## Stored entries
--- BEGIN ---

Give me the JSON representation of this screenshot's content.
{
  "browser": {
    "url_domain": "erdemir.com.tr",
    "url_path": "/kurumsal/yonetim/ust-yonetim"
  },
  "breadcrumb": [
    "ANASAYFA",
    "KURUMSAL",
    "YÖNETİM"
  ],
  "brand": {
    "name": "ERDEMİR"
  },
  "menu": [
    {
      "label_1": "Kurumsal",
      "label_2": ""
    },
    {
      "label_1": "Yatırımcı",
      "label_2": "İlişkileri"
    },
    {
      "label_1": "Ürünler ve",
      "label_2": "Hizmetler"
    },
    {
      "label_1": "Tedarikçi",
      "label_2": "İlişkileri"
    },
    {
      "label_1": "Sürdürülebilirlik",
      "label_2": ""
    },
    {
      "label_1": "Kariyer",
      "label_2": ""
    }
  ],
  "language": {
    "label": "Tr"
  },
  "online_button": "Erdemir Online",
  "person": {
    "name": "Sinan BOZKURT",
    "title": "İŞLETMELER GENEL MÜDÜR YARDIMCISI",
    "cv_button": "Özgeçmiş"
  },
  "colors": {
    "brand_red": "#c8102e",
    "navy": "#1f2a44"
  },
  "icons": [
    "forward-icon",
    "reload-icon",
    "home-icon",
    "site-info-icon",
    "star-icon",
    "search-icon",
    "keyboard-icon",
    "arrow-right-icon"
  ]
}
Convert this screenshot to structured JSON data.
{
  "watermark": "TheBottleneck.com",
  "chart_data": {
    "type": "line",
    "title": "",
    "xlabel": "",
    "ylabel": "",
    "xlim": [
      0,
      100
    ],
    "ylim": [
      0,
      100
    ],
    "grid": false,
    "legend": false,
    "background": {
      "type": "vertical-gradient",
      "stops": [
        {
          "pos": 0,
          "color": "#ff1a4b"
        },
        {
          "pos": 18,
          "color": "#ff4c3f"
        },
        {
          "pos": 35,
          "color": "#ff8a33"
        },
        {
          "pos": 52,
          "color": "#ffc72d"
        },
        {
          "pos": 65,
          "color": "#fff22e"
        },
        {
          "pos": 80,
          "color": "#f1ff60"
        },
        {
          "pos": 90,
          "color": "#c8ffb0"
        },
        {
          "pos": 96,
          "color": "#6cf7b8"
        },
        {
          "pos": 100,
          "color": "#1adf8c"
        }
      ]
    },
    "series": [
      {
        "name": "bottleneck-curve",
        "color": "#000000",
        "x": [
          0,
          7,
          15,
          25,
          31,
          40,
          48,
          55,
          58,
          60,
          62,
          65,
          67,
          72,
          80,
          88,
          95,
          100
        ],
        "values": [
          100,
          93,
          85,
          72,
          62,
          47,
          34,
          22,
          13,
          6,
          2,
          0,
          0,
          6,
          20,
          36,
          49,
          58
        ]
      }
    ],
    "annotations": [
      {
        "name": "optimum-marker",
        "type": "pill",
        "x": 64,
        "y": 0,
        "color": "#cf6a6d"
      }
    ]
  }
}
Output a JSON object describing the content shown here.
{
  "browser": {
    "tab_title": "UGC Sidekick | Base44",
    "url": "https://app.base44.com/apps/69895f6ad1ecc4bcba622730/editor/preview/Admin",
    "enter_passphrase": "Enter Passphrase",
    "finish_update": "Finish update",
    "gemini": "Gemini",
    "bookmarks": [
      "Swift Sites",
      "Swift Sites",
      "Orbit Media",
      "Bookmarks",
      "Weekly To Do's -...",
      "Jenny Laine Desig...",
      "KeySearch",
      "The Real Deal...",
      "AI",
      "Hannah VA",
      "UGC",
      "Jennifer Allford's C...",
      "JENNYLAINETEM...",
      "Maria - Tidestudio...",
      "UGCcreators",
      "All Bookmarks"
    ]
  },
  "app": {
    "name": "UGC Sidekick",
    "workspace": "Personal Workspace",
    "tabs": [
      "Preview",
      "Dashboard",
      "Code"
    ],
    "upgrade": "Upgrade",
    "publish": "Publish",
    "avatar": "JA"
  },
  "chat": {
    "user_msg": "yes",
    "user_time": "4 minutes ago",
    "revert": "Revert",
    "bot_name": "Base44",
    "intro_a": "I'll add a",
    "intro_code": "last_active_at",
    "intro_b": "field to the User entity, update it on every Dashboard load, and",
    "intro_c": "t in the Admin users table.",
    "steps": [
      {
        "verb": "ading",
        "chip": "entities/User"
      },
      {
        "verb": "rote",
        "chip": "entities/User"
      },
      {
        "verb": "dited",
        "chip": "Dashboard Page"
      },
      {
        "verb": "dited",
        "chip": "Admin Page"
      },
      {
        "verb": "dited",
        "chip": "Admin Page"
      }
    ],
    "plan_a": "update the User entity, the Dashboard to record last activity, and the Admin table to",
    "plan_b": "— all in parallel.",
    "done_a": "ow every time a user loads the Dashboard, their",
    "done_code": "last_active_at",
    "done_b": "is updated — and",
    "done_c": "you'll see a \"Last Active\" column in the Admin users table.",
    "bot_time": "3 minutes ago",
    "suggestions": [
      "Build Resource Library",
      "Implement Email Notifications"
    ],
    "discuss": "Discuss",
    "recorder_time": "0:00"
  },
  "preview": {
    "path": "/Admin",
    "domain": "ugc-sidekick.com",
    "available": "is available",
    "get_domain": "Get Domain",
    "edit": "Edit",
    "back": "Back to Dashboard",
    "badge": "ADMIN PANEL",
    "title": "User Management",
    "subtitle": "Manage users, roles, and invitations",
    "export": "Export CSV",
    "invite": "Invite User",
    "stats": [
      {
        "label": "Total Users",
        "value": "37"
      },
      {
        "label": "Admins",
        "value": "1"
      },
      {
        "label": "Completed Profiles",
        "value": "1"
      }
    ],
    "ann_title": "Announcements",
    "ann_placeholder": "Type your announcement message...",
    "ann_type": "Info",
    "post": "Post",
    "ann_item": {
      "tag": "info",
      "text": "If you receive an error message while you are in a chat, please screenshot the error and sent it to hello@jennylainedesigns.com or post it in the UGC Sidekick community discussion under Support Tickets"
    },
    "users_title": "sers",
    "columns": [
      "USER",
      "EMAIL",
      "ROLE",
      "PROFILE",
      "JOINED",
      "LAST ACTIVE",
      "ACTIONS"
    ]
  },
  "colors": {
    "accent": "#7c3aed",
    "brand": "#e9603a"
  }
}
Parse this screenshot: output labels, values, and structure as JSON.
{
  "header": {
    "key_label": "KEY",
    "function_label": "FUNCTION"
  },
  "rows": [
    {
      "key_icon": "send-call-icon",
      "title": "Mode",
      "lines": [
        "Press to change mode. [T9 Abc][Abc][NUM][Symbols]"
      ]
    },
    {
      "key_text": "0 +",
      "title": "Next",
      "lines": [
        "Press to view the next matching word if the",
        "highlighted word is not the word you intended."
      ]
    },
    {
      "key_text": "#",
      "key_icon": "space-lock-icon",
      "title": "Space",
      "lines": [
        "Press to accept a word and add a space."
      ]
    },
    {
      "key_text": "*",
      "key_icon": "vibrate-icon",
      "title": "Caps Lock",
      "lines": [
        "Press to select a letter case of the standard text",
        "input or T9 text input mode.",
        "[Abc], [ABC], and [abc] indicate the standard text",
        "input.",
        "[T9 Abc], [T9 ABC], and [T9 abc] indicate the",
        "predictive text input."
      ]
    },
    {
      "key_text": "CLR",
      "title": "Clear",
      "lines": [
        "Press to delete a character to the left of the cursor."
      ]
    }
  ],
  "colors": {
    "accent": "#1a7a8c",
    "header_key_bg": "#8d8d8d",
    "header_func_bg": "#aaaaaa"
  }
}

--- END ---

## Stated task
Report each line in the preceding entries that holds the string "chat".

## The output
  "chat": {
      "text": "If you receive an error message while you are in a chat, please screenshot the error and sent it to hello@jennylainedesigns.com or post it in the UGC Sidekick community discussion under Support Tickets"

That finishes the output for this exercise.